* Source material *
>> START

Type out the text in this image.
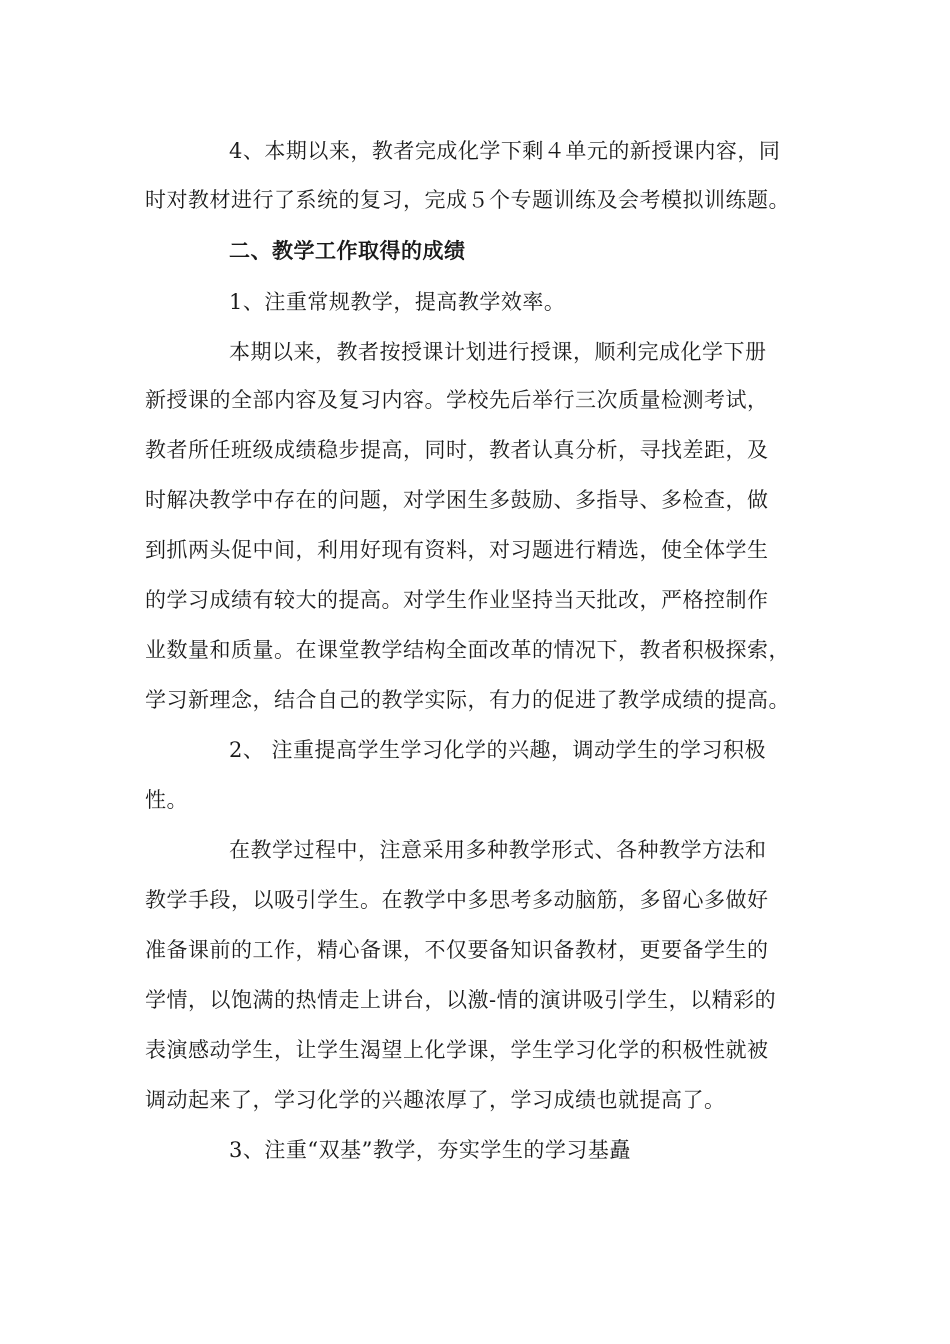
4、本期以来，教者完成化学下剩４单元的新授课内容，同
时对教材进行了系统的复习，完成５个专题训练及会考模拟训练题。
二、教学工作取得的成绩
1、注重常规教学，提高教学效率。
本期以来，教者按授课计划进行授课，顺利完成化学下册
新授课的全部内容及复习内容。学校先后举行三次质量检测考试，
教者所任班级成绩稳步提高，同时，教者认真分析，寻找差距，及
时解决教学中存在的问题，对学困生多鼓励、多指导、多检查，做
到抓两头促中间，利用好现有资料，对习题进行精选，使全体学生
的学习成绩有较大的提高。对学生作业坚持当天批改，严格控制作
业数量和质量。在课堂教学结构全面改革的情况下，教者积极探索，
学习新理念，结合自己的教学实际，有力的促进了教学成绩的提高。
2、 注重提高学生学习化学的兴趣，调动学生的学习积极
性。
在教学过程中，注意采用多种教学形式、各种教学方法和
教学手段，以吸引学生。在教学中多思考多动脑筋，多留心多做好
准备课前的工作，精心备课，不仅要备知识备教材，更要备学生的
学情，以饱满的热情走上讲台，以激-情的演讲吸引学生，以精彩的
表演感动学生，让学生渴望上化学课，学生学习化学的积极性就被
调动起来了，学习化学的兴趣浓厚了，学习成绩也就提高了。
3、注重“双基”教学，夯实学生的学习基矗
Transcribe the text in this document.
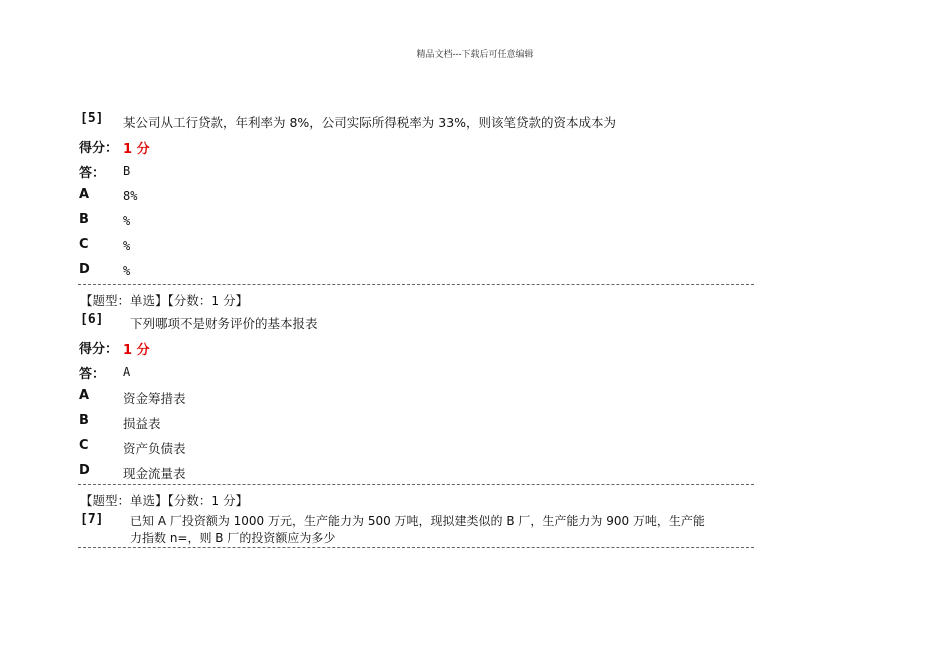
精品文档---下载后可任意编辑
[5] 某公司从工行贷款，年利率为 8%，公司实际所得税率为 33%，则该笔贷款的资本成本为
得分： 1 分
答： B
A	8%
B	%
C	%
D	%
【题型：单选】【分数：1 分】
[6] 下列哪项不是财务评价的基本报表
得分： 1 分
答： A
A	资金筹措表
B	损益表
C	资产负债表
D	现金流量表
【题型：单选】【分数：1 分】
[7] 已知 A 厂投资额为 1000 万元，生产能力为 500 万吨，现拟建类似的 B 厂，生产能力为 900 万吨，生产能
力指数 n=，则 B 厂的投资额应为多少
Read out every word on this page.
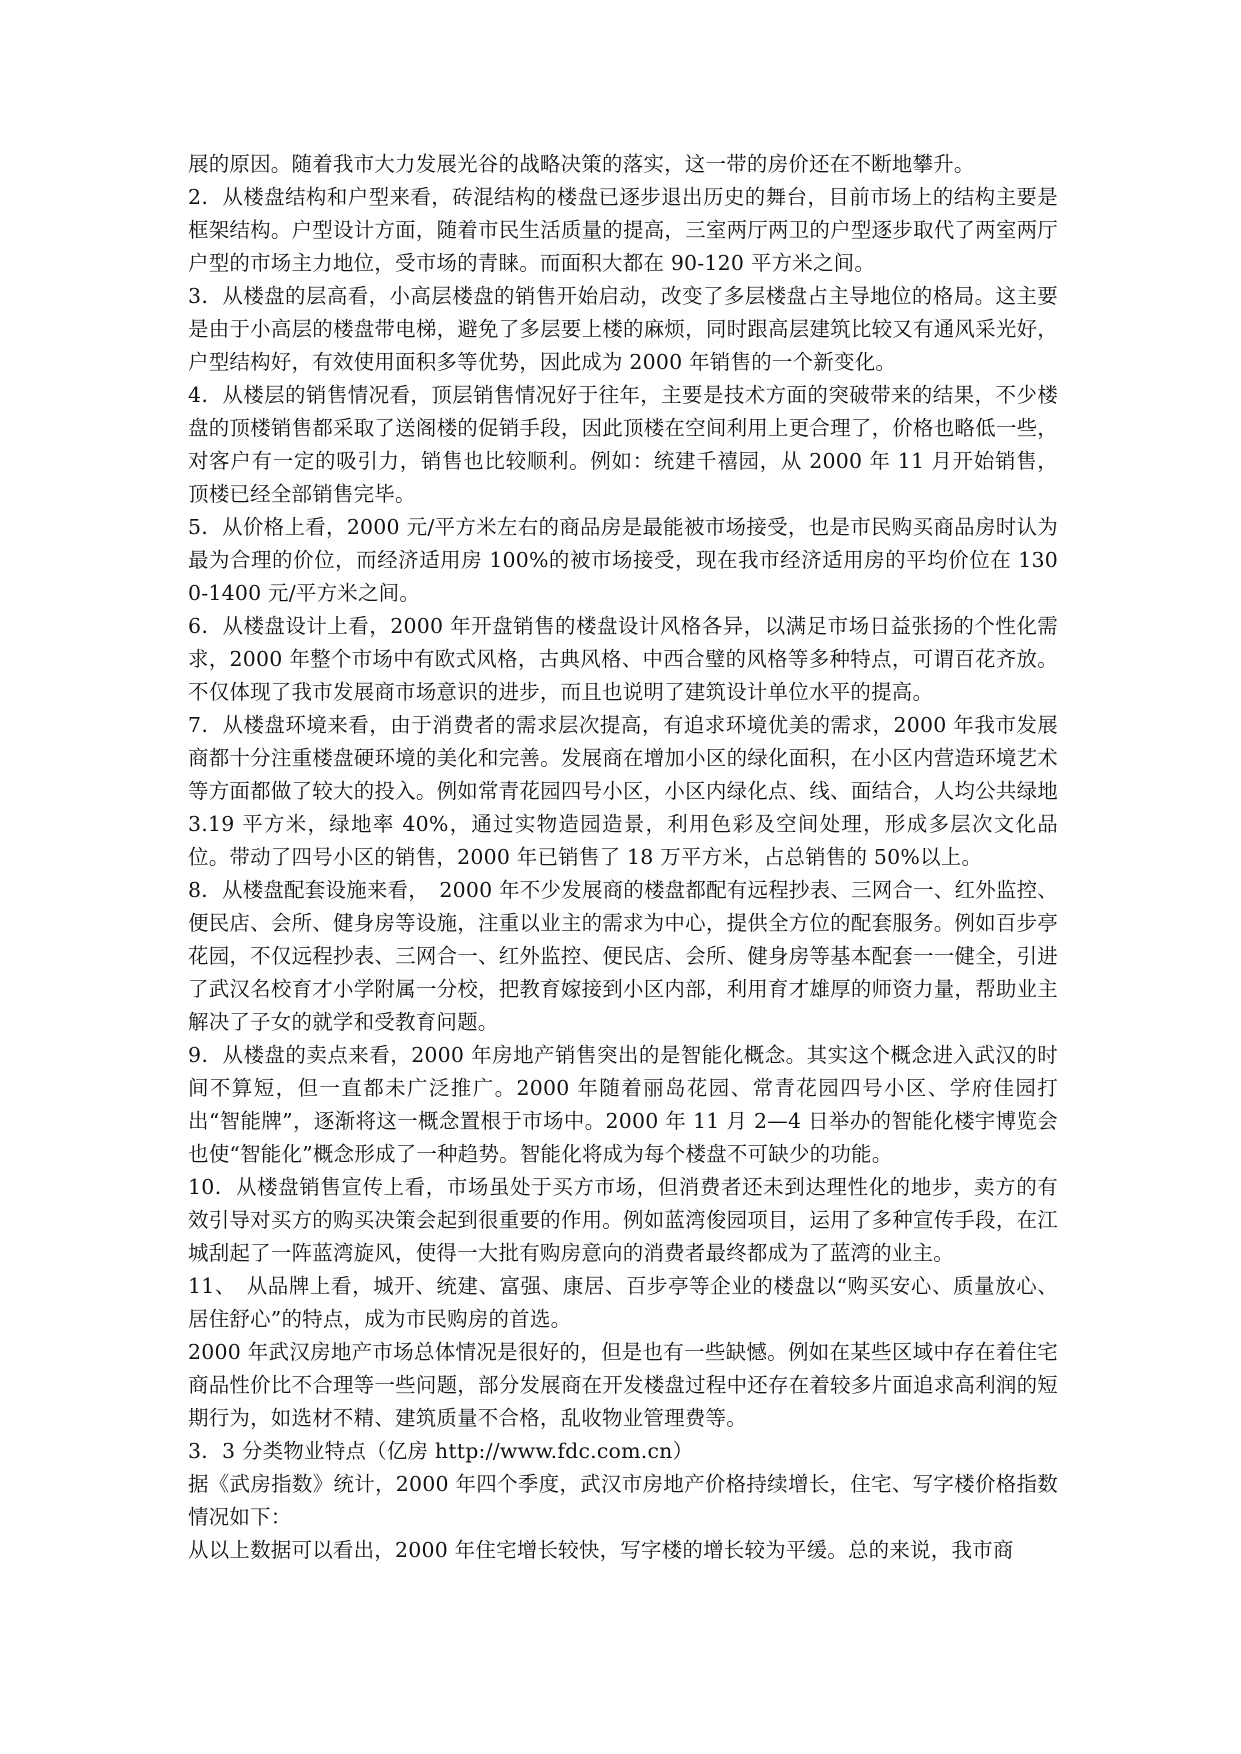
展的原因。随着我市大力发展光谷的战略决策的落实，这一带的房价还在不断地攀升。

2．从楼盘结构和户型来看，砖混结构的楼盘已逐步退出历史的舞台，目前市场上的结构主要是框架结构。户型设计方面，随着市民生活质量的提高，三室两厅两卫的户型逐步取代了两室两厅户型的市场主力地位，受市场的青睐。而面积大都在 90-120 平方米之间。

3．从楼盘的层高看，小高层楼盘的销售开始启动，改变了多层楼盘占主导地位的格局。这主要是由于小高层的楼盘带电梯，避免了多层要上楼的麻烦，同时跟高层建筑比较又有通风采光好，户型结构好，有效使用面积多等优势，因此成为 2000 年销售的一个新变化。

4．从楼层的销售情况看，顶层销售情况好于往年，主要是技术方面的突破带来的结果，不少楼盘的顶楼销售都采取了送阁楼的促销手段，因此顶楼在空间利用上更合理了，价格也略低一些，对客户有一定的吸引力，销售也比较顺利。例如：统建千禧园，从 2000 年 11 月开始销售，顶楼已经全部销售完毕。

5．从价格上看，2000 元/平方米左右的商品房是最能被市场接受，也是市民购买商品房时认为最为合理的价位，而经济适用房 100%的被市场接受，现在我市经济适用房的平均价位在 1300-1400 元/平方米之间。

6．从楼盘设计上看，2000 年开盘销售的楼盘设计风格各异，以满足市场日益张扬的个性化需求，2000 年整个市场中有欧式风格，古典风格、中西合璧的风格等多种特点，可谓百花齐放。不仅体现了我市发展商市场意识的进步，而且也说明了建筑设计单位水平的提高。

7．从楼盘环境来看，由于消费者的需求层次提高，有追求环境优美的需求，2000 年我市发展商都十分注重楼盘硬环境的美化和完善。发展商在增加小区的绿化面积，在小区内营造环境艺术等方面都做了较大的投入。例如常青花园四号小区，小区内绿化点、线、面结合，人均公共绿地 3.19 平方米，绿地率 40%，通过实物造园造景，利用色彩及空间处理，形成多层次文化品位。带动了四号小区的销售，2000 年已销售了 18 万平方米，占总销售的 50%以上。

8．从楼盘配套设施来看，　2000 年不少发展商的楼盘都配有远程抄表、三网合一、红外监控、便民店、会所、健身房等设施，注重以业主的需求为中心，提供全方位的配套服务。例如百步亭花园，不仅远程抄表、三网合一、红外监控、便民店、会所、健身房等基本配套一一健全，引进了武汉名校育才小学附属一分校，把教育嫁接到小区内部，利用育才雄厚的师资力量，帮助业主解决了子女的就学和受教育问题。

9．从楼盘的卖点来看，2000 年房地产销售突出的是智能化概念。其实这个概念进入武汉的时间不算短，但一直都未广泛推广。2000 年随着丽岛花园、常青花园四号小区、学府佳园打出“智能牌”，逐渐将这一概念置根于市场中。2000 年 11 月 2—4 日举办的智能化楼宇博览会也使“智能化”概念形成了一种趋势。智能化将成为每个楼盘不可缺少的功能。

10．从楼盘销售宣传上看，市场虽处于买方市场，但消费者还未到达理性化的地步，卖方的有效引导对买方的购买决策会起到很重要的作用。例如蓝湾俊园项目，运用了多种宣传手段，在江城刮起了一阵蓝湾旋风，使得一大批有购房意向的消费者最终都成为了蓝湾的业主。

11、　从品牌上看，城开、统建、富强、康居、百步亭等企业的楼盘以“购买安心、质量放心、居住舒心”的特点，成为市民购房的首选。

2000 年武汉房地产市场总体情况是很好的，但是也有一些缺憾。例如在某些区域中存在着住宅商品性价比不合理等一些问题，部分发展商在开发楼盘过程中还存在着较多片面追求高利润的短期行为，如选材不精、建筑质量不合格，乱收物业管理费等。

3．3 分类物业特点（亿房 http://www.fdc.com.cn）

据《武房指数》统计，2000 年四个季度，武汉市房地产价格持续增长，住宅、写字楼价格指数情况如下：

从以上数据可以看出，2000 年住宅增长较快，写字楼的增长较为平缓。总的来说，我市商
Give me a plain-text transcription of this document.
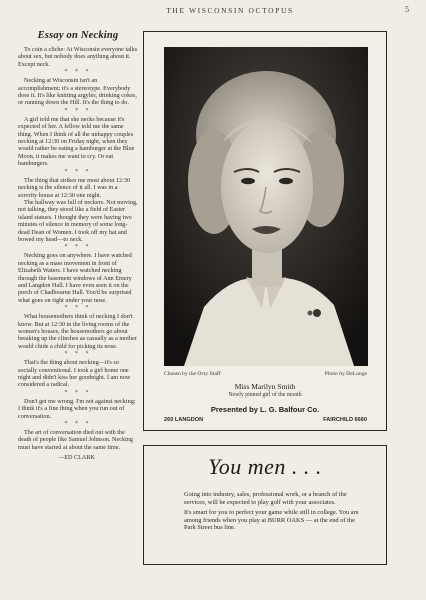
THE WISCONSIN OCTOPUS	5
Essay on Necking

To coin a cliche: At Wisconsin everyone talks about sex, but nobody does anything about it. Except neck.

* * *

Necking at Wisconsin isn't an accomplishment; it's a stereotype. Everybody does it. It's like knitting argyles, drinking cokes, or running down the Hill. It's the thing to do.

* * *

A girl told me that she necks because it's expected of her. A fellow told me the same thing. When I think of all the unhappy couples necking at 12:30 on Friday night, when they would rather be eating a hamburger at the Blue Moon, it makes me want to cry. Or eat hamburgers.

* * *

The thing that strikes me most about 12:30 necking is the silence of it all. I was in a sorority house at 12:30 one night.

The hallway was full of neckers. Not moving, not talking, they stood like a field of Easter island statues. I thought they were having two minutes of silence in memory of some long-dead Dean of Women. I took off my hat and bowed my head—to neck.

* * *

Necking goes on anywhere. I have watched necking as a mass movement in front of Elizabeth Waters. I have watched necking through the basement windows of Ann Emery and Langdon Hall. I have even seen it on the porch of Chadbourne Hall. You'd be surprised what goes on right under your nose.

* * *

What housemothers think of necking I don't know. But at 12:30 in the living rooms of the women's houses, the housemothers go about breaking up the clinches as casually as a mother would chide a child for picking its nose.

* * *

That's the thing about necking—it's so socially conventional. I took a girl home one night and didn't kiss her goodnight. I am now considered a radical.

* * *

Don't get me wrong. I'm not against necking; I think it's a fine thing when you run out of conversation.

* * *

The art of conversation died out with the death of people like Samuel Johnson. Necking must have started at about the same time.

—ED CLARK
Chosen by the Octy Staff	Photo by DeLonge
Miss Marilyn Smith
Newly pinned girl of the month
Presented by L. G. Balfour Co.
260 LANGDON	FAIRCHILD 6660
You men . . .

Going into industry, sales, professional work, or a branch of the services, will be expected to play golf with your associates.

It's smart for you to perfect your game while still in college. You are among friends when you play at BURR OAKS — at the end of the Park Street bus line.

>> END

List each line of the records that holds the string "like".

Necking at Wisconsin isn't an accomplishment; it's a stereotype. Everybody does it. It's like knitting argyles, drinking cokes, or running down the Hill. It's the thing to do.
The hallway was full of neckers. Not moving, not talking, they stood like a field of Easter island statues. I thought they were having two minutes of silence in memory of some long-dead Dean of Women. I took off my hat and bowed my head—to neck.
The art of conversation died out with the death of people like Samuel Johnson. Necking must have started at about the same time.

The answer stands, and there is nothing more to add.